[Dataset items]

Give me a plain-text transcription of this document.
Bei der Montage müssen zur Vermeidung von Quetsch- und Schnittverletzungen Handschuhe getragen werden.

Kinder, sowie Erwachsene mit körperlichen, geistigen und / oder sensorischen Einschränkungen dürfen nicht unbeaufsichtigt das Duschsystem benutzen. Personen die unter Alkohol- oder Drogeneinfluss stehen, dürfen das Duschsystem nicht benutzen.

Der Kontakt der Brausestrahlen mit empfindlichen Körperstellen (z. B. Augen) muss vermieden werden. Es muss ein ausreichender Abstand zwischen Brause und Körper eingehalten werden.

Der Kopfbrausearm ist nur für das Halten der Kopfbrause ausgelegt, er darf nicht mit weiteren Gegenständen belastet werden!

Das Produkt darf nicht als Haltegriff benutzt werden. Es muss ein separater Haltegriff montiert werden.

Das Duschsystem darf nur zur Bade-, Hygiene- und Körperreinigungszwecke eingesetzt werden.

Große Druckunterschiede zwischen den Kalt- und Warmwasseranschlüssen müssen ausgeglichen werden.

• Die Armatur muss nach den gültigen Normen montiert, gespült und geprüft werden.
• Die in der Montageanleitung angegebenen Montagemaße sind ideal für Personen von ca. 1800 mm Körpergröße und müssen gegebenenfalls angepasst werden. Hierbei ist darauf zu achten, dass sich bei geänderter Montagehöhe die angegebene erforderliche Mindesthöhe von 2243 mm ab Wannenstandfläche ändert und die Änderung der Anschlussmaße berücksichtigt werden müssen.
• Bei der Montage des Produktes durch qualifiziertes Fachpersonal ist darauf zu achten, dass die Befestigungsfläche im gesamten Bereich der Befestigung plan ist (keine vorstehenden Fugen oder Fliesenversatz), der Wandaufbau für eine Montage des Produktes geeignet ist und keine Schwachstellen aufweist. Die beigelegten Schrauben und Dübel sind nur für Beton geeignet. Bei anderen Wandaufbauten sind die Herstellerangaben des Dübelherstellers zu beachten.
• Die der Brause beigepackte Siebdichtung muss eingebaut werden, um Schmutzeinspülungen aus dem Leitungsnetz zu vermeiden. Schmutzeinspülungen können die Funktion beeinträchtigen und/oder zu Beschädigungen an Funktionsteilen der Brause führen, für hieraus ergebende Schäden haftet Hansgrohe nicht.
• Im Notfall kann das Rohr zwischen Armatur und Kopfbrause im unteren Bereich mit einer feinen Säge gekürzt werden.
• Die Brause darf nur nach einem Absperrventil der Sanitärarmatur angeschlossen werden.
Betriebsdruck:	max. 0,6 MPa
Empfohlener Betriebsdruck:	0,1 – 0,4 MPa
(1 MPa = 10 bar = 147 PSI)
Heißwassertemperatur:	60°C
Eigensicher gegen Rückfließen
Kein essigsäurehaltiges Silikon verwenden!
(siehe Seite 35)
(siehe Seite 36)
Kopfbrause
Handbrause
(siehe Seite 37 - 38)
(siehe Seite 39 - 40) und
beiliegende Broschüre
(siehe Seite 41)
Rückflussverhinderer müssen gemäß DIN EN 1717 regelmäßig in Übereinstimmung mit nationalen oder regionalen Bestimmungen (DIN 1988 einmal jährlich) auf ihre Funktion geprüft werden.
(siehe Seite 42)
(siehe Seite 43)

Task prompt: Extract all the entries word for word.

Answer for this exercise:
Give me a plain-text transcription of this document.
Bei der Montage müssen zur Vermeidung von Quetsch- und Schnittverletzungen Handschuhe getragen werden.

Kinder, sowie Erwachsene mit körperlichen, geistigen und / oder sensorischen Einschränkungen dürfen nicht unbeaufsichtigt das Duschsystem benutzen. Personen die unter Alkohol- oder Drogeneinfluss stehen, dürfen das Duschsystem nicht benutzen.

Der Kontakt der Brausestrahlen mit empfindlichen Körperstellen (z. B. Augen) muss vermieden werden. Es muss ein ausreichender Abstand zwischen Brause und Körper eingehalten werden.

Der Kopfbrausearm ist nur für das Halten der Kopfbrause ausgelegt, er darf nicht mit weiteren Gegenständen belastet werden!

Das Produkt darf nicht als Haltegriff benutzt werden. Es muss ein separater Haltegriff montiert werden.

Das Duschsystem darf nur zur Bade-, Hygiene- und Körperreinigungszwecke eingesetzt werden.

Große Druckunterschiede zwischen den Kalt- und Warmwasseranschlüssen müssen ausgeglichen werden.

• Die Armatur muss nach den gültigen Normen montiert, gespült und geprüft werden.
• Die in der Montageanleitung angegebenen Montagemaße sind ideal für Personen von ca. 1800 mm Körpergröße und müssen gegebenenfalls angepasst werden. Hierbei ist darauf zu achten, dass sich bei geänderter Montagehöhe die angegebene erforderliche Mindesthöhe von 2243 mm ab Wannenstandfläche ändert und die Änderung der Anschlussmaße berücksichtigt werden müssen.
• Bei der Montage des Produktes durch qualifiziertes Fachpersonal ist darauf zu achten, dass die Befestigungsfläche im gesamten Bereich der Befestigung plan ist (keine vorstehenden Fugen oder Fliesenversatz), der Wandaufbau für eine Montage des Produktes geeignet ist und keine Schwachstellen aufweist. Die beigelegten Schrauben und Dübel sind nur für Beton geeignet. Bei anderen Wandaufbauten sind die Herstellerangaben des Dübelherstellers zu beachten.
• Die der Brause beigepackte Siebdichtung muss eingebaut werden, um Schmutzeinspülungen aus dem Leitungsnetz zu vermeiden. Schmutzeinspülungen können die Funktion beeinträchtigen und/oder zu Beschädigungen an Funktionsteilen der Brause führen, für hieraus ergebende Schäden haftet Hansgrohe nicht.
• Im Notfall kann das Rohr zwischen Armatur und Kopfbrause im unteren Bereich mit einer feinen Säge gekürzt werden.
• Die Brause darf nur nach einem Absperrventil der Sanitärarmatur angeschlossen werden.
Betriebsdruck:	max. 0,6 MPa
Empfohlener Betriebsdruck:	0,1 – 0,4 MPa
(1 MPa = 10 bar = 147 PSI)
Heißwassertemperatur:	60°C
Eigensicher gegen Rückfließen
Kein essigsäurehaltiges Silikon verwenden!
(siehe Seite 35)
(siehe Seite 36)
Kopfbrause
Handbrause
(siehe Seite 37 - 38)
(siehe Seite 39 - 40) und
beiliegende Broschüre
(siehe Seite 41)
Rückflussverhinderer müssen gemäß DIN EN 1717 regelmäßig in Übereinstimmung mit nationalen oder regionalen Bestimmungen (DIN 1988 einmal jährlich) auf ihre Funktion geprüft werden.
(siehe Seite 42)
(siehe Seite 43)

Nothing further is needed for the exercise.